- [Stated problem]: Every record must appear in your copy exactly as written, with no pictures.

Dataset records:
==================================================

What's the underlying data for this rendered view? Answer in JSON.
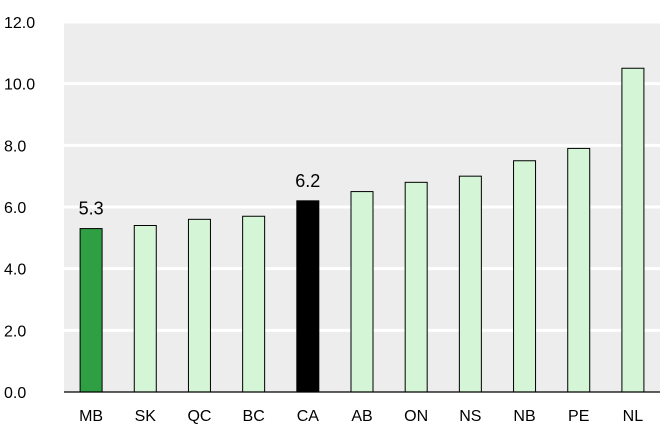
{
  "chart_data": {
    "type": "bar",
    "title": "",
    "xlabel": "",
    "ylabel": "",
    "ylim": [
      0,
      12
    ],
    "yticks": [
      "0.0",
      "2.0",
      "4.0",
      "6.0",
      "8.0",
      "10.0",
      "12.0"
    ],
    "grid": true,
    "categories": [
      "MB",
      "SK",
      "QC",
      "BC",
      "CA",
      "AB",
      "ON",
      "NS",
      "NB",
      "PE",
      "NL"
    ],
    "values": [
      5.3,
      5.4,
      5.6,
      5.7,
      6.2,
      6.5,
      6.8,
      7.0,
      7.5,
      7.9,
      10.5
    ],
    "data_labels": {
      "MB": "5.3",
      "CA": "6.2"
    },
    "colors": {
      "default": "#d4f5d6",
      "highlight": "#2ea043",
      "national": "#000000",
      "plot_background": "#ededed",
      "gridline": "#ffffff"
    },
    "highlight_category": "MB",
    "national_category": "CA"
  }
}
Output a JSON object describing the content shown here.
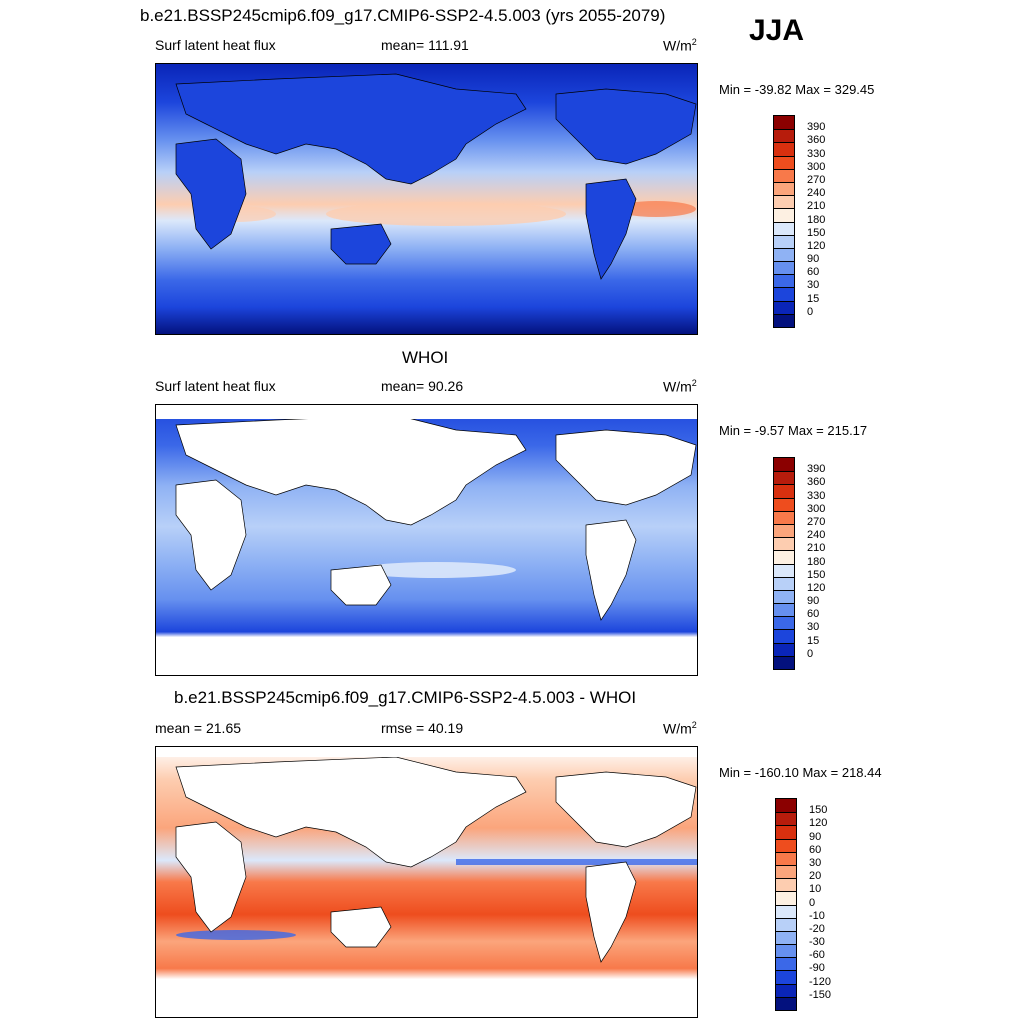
{
  "season": "JJA",
  "panels": [
    {
      "title": "b.e21.BSSP245cmip6.f09_g17.CMIP6-SSP2-4.5.003 (yrs 2055-2079)",
      "left_label": "Surf latent heat flux",
      "center_label": "mean= 111.91",
      "units": "W/m",
      "units_sup": "2",
      "minmax": "Min = -39.82 Max = 329.45",
      "land_filled": true,
      "colorbar": {
        "labels": [
          "390",
          "360",
          "330",
          "300",
          "270",
          "240",
          "210",
          "180",
          "150",
          "120",
          "90",
          "60",
          "30",
          "15",
          "0"
        ],
        "colors": [
          "#8b0000",
          "#b71c0c",
          "#d8300f",
          "#ee4d1e",
          "#f8794a",
          "#fba57c",
          "#fdcdb0",
          "#fdf0e2",
          "#dbe8fb",
          "#b8d0f8",
          "#8fb2f4",
          "#6690ef",
          "#3b68e8",
          "#1c45dc",
          "#0a25b8",
          "#03117e"
        ]
      }
    },
    {
      "title": "WHOI",
      "left_label": "Surf latent heat flux",
      "center_label": "mean=  90.26",
      "units": "W/m",
      "units_sup": "2",
      "minmax": "Min =  -9.57 Max = 215.17",
      "land_filled": false,
      "colorbar": {
        "labels": [
          "390",
          "360",
          "330",
          "300",
          "270",
          "240",
          "210",
          "180",
          "150",
          "120",
          "90",
          "60",
          "30",
          "15",
          "0"
        ],
        "colors": [
          "#8b0000",
          "#b71c0c",
          "#d8300f",
          "#ee4d1e",
          "#f8794a",
          "#fba57c",
          "#fdcdb0",
          "#fdf0e2",
          "#dbe8fb",
          "#b8d0f8",
          "#8fb2f4",
          "#6690ef",
          "#3b68e8",
          "#1c45dc",
          "#0a25b8",
          "#03117e"
        ]
      }
    },
    {
      "title": "b.e21.BSSP245cmip6.f09_g17.CMIP6-SSP2-4.5.003 - WHOI",
      "left_label": "mean =  21.65",
      "center_label": "rmse =  40.19",
      "units": "W/m",
      "units_sup": "2",
      "minmax": "Min = -160.10 Max = 218.44",
      "land_filled": false,
      "diff": true,
      "colorbar": {
        "labels": [
          "150",
          "120",
          "90",
          "60",
          "30",
          "20",
          "10",
          "0",
          "-10",
          "-20",
          "-30",
          "-60",
          "-90",
          "-120",
          "-150"
        ],
        "colors": [
          "#8b0000",
          "#b71c0c",
          "#d8300f",
          "#ee4d1e",
          "#f8794a",
          "#fba57c",
          "#fdcdb0",
          "#fdf0e2",
          "#dbe8fb",
          "#b8d0f8",
          "#8fb2f4",
          "#6690ef",
          "#3b68e8",
          "#1c45dc",
          "#0a25b8",
          "#03117e"
        ]
      }
    }
  ]
}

==================================================

- [Task answer]:
What's the underlying data for this rendered view? Answer in JSON.
{
  "chart_data": {
    "type": "bar",
    "title": "",
    "xlabel": "",
    "ylabel": "",
    "ylim": [
      0,
      12
    ],
    "yticks": [
      "0.0",
      "2.0",
      "4.0",
      "6.0",
      "8.0",
      "10.0",
      "12.0"
    ],
    "grid": true,
    "categories": [
      "MB",
      "SK",
      "QC",
      "BC",
      "CA",
      "AB",
      "ON",
      "NS",
      "NB",
      "PE",
      "NL"
    ],
    "values": [
      5.3,
      5.4,
      5.6,
      5.7,
      6.2,
      6.5,
      6.8,
      7.0,
      7.5,
      7.9,
      10.5
    ],
    "data_labels": {
      "MB": "5.3",
      "CA": "6.2"
    },
    "colors": {
      "default": "#d4f5d6",
      "highlight": "#2ea043",
      "national": "#000000",
      "plot_background": "#ededed",
      "gridline": "#ffffff"
    },
    "highlight_category": "MB",
    "national_category": "CA"
  }
}
Output a JSON object describing the content shown here.
{
  "season": "JJA",
  "panels": [
    {
      "title": "b.e21.BSSP245cmip6.f09_g17.CMIP6-SSP2-4.5.003 (yrs 2055-2079)",
      "left_label": "Surf latent heat flux",
      "center_label": "mean= 111.91",
      "units": "W/m",
      "units_sup": "2",
      "minmax": "Min = -39.82 Max = 329.45",
      "land_filled": true,
      "colorbar": {
        "labels": [
          "390",
          "360",
          "330",
          "300",
          "270",
          "240",
          "210",
          "180",
          "150",
          "120",
          "90",
          "60",
          "30",
          "15",
          "0"
        ],
        "colors": [
          "#8b0000",
          "#b71c0c",
          "#d8300f",
          "#ee4d1e",
          "#f8794a",
          "#fba57c",
          "#fdcdb0",
          "#fdf0e2",
          "#dbe8fb",
          "#b8d0f8",
          "#8fb2f4",
          "#6690ef",
          "#3b68e8",
          "#1c45dc",
          "#0a25b8",
          "#03117e"
        ]
      }
    },
    {
      "title": "WHOI",
      "left_label": "Surf latent heat flux",
      "center_label": "mean=  90.26",
      "units": "W/m",
      "units_sup": "2",
      "minmax": "Min =  -9.57 Max = 215.17",
      "land_filled": false,
      "colorbar": {
        "labels": [
          "390",
          "360",
          "330",
          "300",
          "270",
          "240",
          "210",
          "180",
          "150",
          "120",
          "90",
          "60",
          "30",
          "15",
          "0"
        ],
        "colors": [
          "#8b0000",
          "#b71c0c",
          "#d8300f",
          "#ee4d1e",
          "#f8794a",
          "#fba57c",
          "#fdcdb0",
          "#fdf0e2",
          "#dbe8fb",
          "#b8d0f8",
          "#8fb2f4",
          "#6690ef",
          "#3b68e8",
          "#1c45dc",
          "#0a25b8",
          "#03117e"
        ]
      }
    },
    {
      "title": "b.e21.BSSP245cmip6.f09_g17.CMIP6-SSP2-4.5.003 - WHOI",
      "left_label": "mean =  21.65",
      "center_label": "rmse =  40.19",
      "units": "W/m",
      "units_sup": "2",
      "minmax": "Min = -160.10 Max = 218.44",
      "land_filled": false,
      "diff": true,
      "colorbar": {
        "labels": [
          "150",
          "120",
          "90",
          "60",
          "30",
          "20",
          "10",
          "0",
          "-10",
          "-20",
          "-30",
          "-60",
          "-90",
          "-120",
          "-150"
        ],
        "colors": [
          "#8b0000",
          "#b71c0c",
          "#d8300f",
          "#ee4d1e",
          "#f8794a",
          "#fba57c",
          "#fdcdb0",
          "#fdf0e2",
          "#dbe8fb",
          "#b8d0f8",
          "#8fb2f4",
          "#6690ef",
          "#3b68e8",
          "#1c45dc",
          "#0a25b8",
          "#03117e"
        ]
      }
    }
  ]
}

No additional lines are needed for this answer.